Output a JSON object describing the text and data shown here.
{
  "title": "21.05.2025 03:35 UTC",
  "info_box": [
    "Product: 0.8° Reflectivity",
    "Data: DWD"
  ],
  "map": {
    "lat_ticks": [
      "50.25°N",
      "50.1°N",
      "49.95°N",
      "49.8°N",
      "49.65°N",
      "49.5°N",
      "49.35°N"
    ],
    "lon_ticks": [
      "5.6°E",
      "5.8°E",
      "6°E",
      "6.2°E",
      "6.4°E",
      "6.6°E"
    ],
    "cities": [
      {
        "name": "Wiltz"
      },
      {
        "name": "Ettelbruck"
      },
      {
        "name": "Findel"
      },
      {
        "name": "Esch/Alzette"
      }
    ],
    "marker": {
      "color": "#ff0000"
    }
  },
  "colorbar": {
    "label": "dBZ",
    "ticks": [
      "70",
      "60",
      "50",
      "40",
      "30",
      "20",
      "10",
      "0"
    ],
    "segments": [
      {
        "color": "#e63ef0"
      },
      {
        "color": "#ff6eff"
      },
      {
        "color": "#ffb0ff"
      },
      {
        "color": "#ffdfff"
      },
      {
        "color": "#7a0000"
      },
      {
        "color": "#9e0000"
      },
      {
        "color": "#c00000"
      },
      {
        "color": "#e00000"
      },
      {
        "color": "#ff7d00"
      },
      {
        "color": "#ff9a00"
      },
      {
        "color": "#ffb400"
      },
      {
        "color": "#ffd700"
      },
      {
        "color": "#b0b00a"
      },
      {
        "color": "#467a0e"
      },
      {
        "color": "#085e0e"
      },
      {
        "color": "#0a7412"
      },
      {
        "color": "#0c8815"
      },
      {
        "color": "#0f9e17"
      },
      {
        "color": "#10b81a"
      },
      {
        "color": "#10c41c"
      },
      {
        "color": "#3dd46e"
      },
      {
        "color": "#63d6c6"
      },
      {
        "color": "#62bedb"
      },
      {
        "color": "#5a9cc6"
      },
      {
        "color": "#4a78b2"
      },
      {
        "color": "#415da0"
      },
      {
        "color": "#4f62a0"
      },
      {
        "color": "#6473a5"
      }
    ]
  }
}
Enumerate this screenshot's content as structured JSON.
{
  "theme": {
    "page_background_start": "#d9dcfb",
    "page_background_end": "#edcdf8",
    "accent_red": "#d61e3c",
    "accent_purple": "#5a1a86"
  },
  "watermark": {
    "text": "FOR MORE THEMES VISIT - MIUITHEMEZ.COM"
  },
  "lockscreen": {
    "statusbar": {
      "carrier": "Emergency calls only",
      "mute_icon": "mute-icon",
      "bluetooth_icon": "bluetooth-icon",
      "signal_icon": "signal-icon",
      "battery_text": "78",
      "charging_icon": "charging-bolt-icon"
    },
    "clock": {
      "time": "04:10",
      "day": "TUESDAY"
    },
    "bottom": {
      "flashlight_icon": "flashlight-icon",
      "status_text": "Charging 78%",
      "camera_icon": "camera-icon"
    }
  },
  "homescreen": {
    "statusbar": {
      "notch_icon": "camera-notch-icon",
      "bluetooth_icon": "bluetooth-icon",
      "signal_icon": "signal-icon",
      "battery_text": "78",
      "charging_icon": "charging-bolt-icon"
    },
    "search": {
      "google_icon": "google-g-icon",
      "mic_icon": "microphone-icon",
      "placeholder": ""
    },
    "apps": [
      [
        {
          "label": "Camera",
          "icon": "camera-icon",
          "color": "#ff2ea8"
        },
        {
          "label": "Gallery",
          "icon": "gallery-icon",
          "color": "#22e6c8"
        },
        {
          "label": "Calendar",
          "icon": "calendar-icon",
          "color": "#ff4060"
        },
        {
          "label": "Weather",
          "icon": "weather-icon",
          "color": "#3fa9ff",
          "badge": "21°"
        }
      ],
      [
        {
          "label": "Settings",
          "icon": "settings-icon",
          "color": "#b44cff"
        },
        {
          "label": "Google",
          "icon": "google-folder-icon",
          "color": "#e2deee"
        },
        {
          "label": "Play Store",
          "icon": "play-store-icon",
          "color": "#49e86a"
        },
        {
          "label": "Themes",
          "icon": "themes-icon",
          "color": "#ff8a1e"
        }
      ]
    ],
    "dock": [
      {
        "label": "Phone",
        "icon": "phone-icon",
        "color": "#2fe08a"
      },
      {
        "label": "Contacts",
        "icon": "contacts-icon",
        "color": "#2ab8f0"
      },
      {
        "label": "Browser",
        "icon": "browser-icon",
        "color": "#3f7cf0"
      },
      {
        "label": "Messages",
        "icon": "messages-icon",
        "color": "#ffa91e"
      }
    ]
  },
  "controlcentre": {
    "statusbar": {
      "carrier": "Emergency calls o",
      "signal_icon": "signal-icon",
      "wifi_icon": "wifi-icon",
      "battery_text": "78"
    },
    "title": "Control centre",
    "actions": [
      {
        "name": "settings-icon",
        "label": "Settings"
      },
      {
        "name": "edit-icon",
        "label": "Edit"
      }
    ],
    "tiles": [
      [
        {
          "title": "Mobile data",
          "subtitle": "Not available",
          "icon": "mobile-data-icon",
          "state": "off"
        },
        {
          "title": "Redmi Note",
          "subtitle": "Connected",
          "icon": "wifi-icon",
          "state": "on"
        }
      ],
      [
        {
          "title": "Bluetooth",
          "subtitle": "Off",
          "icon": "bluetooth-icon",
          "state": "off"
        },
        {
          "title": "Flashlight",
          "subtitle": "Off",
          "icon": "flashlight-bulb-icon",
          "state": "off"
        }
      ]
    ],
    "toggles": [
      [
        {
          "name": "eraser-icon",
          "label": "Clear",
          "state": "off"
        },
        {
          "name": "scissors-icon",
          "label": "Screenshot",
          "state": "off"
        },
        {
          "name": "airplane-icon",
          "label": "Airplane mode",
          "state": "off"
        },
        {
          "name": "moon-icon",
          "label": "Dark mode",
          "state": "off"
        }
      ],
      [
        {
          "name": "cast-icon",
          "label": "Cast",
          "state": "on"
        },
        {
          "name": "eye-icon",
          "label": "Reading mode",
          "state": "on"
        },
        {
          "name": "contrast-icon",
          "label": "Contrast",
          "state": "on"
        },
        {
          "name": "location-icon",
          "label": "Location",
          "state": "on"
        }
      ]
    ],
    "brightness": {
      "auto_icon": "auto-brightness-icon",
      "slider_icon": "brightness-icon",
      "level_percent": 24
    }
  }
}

# Problem
Lines that include the word "subtitle" — how many are there in the data? Answer with the number alone.

# Answer below
4